- **GIVEN INSTRUCTION**
Wherever the string "Августа" appears, copy the whole line.
··· ENTRIES PROVIDED ···
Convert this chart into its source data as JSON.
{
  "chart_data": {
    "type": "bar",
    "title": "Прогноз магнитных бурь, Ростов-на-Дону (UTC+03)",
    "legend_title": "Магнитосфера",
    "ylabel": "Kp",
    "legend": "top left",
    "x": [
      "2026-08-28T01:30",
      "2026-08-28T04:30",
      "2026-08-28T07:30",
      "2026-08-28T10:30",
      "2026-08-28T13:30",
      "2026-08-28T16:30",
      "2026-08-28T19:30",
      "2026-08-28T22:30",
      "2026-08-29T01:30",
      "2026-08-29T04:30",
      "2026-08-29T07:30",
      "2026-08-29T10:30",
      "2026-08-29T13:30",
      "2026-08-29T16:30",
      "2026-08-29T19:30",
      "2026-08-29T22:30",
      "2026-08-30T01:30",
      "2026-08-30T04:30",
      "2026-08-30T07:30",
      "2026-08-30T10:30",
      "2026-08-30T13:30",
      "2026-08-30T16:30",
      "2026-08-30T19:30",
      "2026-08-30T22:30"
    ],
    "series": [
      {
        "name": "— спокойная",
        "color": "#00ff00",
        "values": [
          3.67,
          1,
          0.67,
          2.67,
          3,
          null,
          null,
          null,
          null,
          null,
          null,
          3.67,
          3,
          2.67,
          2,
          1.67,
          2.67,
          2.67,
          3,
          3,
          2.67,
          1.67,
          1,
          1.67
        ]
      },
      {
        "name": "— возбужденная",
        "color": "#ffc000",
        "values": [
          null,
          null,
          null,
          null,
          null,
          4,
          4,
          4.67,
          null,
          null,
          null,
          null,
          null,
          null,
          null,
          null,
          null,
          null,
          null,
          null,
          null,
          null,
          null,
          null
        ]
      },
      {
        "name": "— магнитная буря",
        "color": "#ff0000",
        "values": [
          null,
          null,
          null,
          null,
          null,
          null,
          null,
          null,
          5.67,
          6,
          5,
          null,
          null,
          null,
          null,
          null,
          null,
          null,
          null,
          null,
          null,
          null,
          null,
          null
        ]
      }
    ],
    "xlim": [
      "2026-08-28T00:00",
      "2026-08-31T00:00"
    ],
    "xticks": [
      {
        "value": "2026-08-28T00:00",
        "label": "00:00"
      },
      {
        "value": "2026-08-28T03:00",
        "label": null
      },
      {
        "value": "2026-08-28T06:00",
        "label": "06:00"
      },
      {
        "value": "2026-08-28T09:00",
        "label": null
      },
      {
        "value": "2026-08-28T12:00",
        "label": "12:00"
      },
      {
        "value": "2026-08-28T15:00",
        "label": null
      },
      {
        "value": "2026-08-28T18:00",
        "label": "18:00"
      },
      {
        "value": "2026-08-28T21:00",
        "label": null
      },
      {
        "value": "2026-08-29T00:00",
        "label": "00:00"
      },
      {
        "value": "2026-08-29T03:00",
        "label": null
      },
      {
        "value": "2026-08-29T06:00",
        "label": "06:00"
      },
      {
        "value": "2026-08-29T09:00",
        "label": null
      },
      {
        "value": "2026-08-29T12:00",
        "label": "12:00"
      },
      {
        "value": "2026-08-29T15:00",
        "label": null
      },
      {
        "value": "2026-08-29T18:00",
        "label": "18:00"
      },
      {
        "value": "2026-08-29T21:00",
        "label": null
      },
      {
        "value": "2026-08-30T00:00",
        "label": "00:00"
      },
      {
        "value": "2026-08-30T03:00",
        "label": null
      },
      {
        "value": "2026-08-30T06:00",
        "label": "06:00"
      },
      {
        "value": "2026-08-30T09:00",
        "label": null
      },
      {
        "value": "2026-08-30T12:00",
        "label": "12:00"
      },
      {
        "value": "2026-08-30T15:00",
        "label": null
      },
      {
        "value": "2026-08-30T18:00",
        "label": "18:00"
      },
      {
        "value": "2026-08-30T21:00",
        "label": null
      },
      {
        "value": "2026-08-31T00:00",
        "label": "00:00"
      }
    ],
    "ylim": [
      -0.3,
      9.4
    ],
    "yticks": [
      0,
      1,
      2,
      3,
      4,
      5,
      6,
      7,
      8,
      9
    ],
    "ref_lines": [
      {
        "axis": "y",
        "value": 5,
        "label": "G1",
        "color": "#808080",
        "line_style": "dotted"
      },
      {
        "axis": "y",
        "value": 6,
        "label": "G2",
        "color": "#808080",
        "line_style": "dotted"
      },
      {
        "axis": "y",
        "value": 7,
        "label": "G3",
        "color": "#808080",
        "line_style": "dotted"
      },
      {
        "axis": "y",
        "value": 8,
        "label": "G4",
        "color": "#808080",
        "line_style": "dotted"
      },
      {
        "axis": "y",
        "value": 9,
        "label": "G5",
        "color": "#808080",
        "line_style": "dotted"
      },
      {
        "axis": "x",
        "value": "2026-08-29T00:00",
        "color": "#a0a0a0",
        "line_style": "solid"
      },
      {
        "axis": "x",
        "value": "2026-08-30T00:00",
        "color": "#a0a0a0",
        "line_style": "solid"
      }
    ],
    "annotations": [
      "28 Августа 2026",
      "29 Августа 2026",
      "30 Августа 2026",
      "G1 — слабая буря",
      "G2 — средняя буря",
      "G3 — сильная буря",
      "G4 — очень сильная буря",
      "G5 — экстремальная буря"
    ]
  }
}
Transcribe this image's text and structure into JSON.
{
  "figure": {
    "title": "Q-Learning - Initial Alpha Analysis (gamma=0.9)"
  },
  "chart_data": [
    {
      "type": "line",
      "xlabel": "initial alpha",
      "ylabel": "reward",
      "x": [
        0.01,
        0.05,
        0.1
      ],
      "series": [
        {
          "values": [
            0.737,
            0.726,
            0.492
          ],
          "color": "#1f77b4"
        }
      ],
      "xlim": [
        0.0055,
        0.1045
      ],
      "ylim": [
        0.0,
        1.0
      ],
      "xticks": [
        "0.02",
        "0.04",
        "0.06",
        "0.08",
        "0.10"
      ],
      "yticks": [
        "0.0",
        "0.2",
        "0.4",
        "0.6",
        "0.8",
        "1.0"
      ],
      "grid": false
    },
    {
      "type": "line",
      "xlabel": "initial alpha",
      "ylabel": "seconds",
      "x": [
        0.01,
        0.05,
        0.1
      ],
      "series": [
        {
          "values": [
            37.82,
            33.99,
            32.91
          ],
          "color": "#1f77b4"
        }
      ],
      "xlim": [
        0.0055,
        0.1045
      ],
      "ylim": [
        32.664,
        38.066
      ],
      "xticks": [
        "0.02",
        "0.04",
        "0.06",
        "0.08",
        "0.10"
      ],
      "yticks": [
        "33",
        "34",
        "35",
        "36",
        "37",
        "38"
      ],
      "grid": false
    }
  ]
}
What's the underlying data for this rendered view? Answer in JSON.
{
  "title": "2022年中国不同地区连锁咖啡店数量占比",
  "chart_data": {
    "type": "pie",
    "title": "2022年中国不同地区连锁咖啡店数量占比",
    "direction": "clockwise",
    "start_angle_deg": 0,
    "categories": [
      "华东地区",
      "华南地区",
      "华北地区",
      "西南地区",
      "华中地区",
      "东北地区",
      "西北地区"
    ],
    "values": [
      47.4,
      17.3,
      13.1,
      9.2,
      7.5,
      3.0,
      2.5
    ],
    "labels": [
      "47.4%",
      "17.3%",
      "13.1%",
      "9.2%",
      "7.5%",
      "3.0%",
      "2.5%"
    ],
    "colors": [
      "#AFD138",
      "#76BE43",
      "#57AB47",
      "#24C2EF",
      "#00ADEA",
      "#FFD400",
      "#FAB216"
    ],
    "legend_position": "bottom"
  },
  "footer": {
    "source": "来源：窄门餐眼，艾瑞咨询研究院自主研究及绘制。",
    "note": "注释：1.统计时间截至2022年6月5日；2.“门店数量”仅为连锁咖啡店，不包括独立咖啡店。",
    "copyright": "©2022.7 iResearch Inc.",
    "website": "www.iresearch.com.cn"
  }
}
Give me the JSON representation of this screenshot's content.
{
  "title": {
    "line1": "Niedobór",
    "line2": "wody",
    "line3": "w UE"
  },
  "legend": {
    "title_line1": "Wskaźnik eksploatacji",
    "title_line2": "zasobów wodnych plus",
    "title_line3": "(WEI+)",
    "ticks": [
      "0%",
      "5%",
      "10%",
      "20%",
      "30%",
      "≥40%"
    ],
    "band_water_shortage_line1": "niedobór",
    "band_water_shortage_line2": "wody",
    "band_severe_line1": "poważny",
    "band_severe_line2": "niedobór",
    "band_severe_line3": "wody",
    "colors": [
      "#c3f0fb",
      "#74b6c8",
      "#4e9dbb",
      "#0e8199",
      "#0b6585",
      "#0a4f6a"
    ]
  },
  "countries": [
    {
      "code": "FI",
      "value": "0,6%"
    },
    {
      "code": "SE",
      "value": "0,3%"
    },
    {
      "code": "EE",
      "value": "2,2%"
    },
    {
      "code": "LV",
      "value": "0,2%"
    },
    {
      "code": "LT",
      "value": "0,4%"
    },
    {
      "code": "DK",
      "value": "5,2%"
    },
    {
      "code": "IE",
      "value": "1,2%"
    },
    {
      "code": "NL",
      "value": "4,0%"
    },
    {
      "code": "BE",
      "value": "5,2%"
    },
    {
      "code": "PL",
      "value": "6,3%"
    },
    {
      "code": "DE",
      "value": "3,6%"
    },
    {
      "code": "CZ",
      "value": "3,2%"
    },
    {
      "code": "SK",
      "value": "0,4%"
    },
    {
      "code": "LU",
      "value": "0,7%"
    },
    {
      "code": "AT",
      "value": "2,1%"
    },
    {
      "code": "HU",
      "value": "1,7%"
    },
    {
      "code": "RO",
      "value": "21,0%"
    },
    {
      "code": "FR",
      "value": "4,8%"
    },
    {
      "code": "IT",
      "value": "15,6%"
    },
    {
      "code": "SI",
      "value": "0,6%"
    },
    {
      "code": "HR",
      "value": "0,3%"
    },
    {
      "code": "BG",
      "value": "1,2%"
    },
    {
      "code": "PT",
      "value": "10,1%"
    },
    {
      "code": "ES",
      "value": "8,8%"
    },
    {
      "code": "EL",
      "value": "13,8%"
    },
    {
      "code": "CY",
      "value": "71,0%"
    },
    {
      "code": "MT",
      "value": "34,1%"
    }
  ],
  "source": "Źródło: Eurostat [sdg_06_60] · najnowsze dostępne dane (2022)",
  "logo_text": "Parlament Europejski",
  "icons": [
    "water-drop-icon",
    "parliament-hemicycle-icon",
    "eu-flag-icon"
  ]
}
···
- **EXPECTED OUTPUT**
      "28 Августа 2026",
      "29 Августа 2026",
      "30 Августа 2026",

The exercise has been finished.